▶ Stated exercise
In the material below, find all lines with the string "title" and copy them.
(begin)
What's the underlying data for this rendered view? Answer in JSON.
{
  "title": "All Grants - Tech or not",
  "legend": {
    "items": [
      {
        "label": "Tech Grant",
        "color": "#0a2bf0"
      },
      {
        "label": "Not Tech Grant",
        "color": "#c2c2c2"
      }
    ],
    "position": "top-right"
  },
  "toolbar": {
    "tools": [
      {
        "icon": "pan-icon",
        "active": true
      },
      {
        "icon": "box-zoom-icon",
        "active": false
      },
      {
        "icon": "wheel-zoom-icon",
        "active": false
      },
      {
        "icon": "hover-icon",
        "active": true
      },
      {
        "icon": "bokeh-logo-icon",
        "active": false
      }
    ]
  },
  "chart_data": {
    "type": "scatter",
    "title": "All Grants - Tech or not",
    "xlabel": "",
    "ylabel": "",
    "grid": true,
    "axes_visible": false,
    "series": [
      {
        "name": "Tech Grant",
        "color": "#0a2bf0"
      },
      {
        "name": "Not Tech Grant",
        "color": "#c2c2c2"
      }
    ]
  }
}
(end)
▶ Answer to this exercise
  "title": "All Grants - Tech or not",
    "title": "All Grants - Tech or not",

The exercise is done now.